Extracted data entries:
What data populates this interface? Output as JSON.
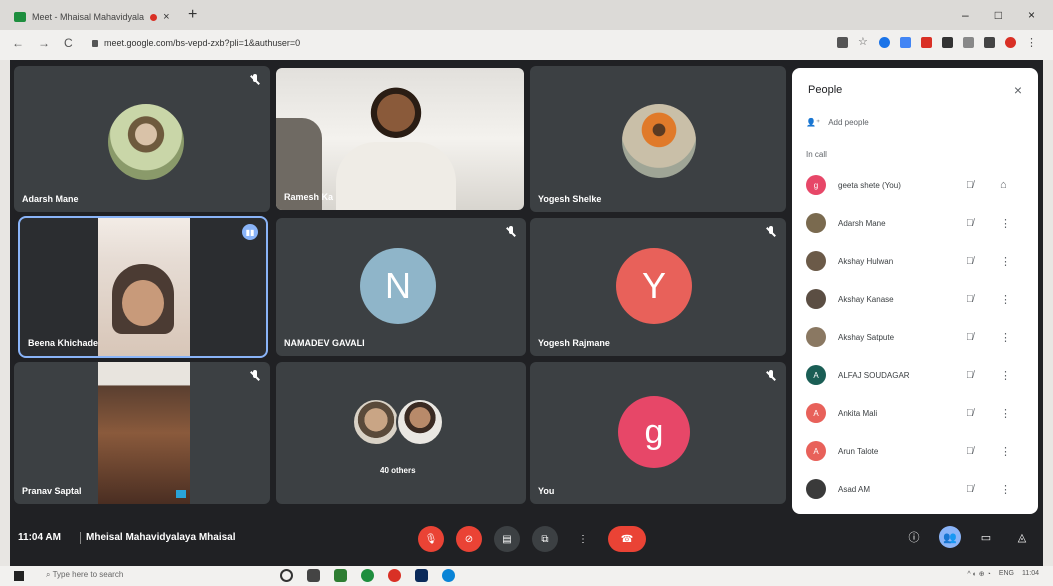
{
  "browser": {
    "tab_title": "Meet - Mhaisal Mahavidyala",
    "tab_close": "×",
    "new_tab": "+",
    "url": "meet.google.com/bs-vepd-zxb?pli=1&authuser=0",
    "win_min": "–",
    "win_max": "□",
    "win_close": "×"
  },
  "tiles": [
    {
      "name": "Adarsh Mane",
      "type": "photo",
      "muted": true
    },
    {
      "name": "Ramesh Ka",
      "type": "video",
      "muted": false
    },
    {
      "name": "Yogesh Shelke",
      "type": "photo",
      "muted": false
    },
    {
      "name": "Beena Khichade",
      "type": "video",
      "muted": false,
      "selected": true
    },
    {
      "name": "NAMADEV GAVALI",
      "type": "letter",
      "letter": "N",
      "color": "#8fb5c9",
      "muted": true
    },
    {
      "name": "Yogesh Rajmane",
      "type": "letter",
      "letter": "Y",
      "color": "#e8615a",
      "muted": true
    },
    {
      "name": "Pranav Saptal",
      "type": "video",
      "muted": true
    },
    {
      "name": "40 others",
      "type": "group",
      "muted": false
    },
    {
      "name": "You",
      "type": "letter",
      "letter": "g",
      "color": "#e74768",
      "muted": true
    }
  ],
  "bottom_bar": {
    "time": "11:04 AM",
    "room": "Mheisal Mahavidyalaya Mhaisal"
  },
  "people_panel": {
    "title": "People",
    "close": "×",
    "add_people": "Add people",
    "in_call": "In call",
    "participants": [
      {
        "name": "geeta shete (You)",
        "initial": "g",
        "color": "#e74768",
        "pin": true
      },
      {
        "name": "Adarsh Mane",
        "initial": "",
        "color": "#7a6a4f",
        "pin": false
      },
      {
        "name": "Akshay Hulwan",
        "initial": "",
        "color": "#6b5a48",
        "pin": false
      },
      {
        "name": "Akshay Kanase",
        "initial": "",
        "color": "#5b4e43",
        "pin": false
      },
      {
        "name": "Akshay Satpute",
        "initial": "",
        "color": "#8a7862",
        "pin": false
      },
      {
        "name": "ALFAJ SOUDAGAR",
        "initial": "A",
        "color": "#1a5e55",
        "pin": false
      },
      {
        "name": "Ankita Mali",
        "initial": "A",
        "color": "#e8615a",
        "pin": false
      },
      {
        "name": "Arun Talote",
        "initial": "A",
        "color": "#e8615a",
        "pin": false
      },
      {
        "name": "Asad AM",
        "initial": "",
        "color": "#3a3a3a",
        "pin": false
      }
    ]
  },
  "taskbar": {
    "search_placeholder": "Type here to search",
    "lang": "ENG",
    "clock": "11:04"
  },
  "colors": {
    "meet_bg": "#202124",
    "tile_bg": "#3c4043",
    "end_call": "#ea4335",
    "accent": "#8ab4f8"
  }
}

Exercise requirements:
Set each line of the records down exactly, leaving every picture out.

Answer to the exercise:
What data populates this interface? Output as JSON.
{
  "browser": {
    "tab_title": "Meet - Mhaisal Mahavidyala",
    "tab_close": "×",
    "new_tab": "+",
    "url": "meet.google.com/bs-vepd-zxb?pli=1&authuser=0",
    "win_min": "–",
    "win_max": "□",
    "win_close": "×"
  },
  "tiles": [
    {
      "name": "Adarsh Mane",
      "type": "photo",
      "muted": true
    },
    {
      "name": "Ramesh Ka",
      "type": "video",
      "muted": false
    },
    {
      "name": "Yogesh Shelke",
      "type": "photo",
      "muted": false
    },
    {
      "name": "Beena Khichade",
      "type": "video",
      "muted": false,
      "selected": true
    },
    {
      "name": "NAMADEV GAVALI",
      "type": "letter",
      "letter": "N",
      "color": "#8fb5c9",
      "muted": true
    },
    {
      "name": "Yogesh Rajmane",
      "type": "letter",
      "letter": "Y",
      "color": "#e8615a",
      "muted": true
    },
    {
      "name": "Pranav Saptal",
      "type": "video",
      "muted": true
    },
    {
      "name": "40 others",
      "type": "group",
      "muted": false
    },
    {
      "name": "You",
      "type": "letter",
      "letter": "g",
      "color": "#e74768",
      "muted": true
    }
  ],
  "bottom_bar": {
    "time": "11:04 AM",
    "room": "Mheisal Mahavidyalaya Mhaisal"
  },
  "people_panel": {
    "title": "People",
    "close": "×",
    "add_people": "Add people",
    "in_call": "In call",
    "participants": [
      {
        "name": "geeta shete (You)",
        "initial": "g",
        "color": "#e74768",
        "pin": true
      },
      {
        "name": "Adarsh Mane",
        "initial": "",
        "color": "#7a6a4f",
        "pin": false
      },
      {
        "name": "Akshay Hulwan",
        "initial": "",
        "color": "#6b5a48",
        "pin": false
      },
      {
        "name": "Akshay Kanase",
        "initial": "",
        "color": "#5b4e43",
        "pin": false
      },
      {
        "name": "Akshay Satpute",
        "initial": "",
        "color": "#8a7862",
        "pin": false
      },
      {
        "name": "ALFAJ SOUDAGAR",
        "initial": "A",
        "color": "#1a5e55",
        "pin": false
      },
      {
        "name": "Ankita Mali",
        "initial": "A",
        "color": "#e8615a",
        "pin": false
      },
      {
        "name": "Arun Talote",
        "initial": "A",
        "color": "#e8615a",
        "pin": false
      },
      {
        "name": "Asad AM",
        "initial": "",
        "color": "#3a3a3a",
        "pin": false
      }
    ]
  },
  "taskbar": {
    "search_placeholder": "Type here to search",
    "lang": "ENG",
    "clock": "11:04"
  },
  "colors": {
    "meet_bg": "#202124",
    "tile_bg": "#3c4043",
    "end_call": "#ea4335",
    "accent": "#8ab4f8"
  }
}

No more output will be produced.